Start of MATERIALS PROVIDED

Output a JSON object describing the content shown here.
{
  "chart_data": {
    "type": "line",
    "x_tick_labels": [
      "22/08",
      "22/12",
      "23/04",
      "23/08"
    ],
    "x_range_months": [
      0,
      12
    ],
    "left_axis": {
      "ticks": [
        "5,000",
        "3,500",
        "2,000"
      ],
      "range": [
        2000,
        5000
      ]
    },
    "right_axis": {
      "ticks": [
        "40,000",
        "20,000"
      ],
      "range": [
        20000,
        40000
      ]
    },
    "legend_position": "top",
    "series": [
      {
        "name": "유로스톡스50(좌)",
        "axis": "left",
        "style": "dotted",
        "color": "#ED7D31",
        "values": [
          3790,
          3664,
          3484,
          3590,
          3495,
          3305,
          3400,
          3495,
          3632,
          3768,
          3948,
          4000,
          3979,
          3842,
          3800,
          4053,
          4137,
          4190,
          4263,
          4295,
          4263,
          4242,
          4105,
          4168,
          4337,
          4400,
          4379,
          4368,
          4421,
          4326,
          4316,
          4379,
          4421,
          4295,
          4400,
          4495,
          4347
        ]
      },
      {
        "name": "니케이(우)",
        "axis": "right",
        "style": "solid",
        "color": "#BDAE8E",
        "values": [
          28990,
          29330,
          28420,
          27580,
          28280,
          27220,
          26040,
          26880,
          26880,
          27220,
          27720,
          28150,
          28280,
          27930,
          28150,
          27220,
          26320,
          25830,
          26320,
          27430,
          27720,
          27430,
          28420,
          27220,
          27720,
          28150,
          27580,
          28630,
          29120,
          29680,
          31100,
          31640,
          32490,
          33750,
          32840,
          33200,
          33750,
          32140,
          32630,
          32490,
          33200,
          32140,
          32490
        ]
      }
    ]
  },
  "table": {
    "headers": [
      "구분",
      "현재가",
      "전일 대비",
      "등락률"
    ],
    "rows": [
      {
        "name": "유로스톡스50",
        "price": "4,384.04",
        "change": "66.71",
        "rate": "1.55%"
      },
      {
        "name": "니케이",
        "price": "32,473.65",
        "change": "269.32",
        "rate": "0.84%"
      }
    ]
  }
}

End of MATERIALS PROVIDED

Return all the data above once more, precisely as given.

__ANSWER BELOW__:
Output a JSON object describing the content shown here.
{
  "chart_data": {
    "type": "line",
    "x_tick_labels": [
      "22/08",
      "22/12",
      "23/04",
      "23/08"
    ],
    "x_range_months": [
      0,
      12
    ],
    "left_axis": {
      "ticks": [
        "5,000",
        "3,500",
        "2,000"
      ],
      "range": [
        2000,
        5000
      ]
    },
    "right_axis": {
      "ticks": [
        "40,000",
        "20,000"
      ],
      "range": [
        20000,
        40000
      ]
    },
    "legend_position": "top",
    "series": [
      {
        "name": "유로스톡스50(좌)",
        "axis": "left",
        "style": "dotted",
        "color": "#ED7D31",
        "values": [
          3790,
          3664,
          3484,
          3590,
          3495,
          3305,
          3400,
          3495,
          3632,
          3768,
          3948,
          4000,
          3979,
          3842,
          3800,
          4053,
          4137,
          4190,
          4263,
          4295,
          4263,
          4242,
          4105,
          4168,
          4337,
          4400,
          4379,
          4368,
          4421,
          4326,
          4316,
          4379,
          4421,
          4295,
          4400,
          4495,
          4347
        ]
      },
      {
        "name": "니케이(우)",
        "axis": "right",
        "style": "solid",
        "color": "#BDAE8E",
        "values": [
          28990,
          29330,
          28420,
          27580,
          28280,
          27220,
          26040,
          26880,
          26880,
          27220,
          27720,
          28150,
          28280,
          27930,
          28150,
          27220,
          26320,
          25830,
          26320,
          27430,
          27720,
          27430,
          28420,
          27220,
          27720,
          28150,
          27580,
          28630,
          29120,
          29680,
          31100,
          31640,
          32490,
          33750,
          32840,
          33200,
          33750,
          32140,
          32630,
          32490,
          33200,
          32140,
          32490
        ]
      }
    ]
  },
  "table": {
    "headers": [
      "구분",
      "현재가",
      "전일 대비",
      "등락률"
    ],
    "rows": [
      {
        "name": "유로스톡스50",
        "price": "4,384.04",
        "change": "66.71",
        "rate": "1.55%"
      },
      {
        "name": "니케이",
        "price": "32,473.65",
        "change": "269.32",
        "rate": "0.84%"
      }
    ]
  }
}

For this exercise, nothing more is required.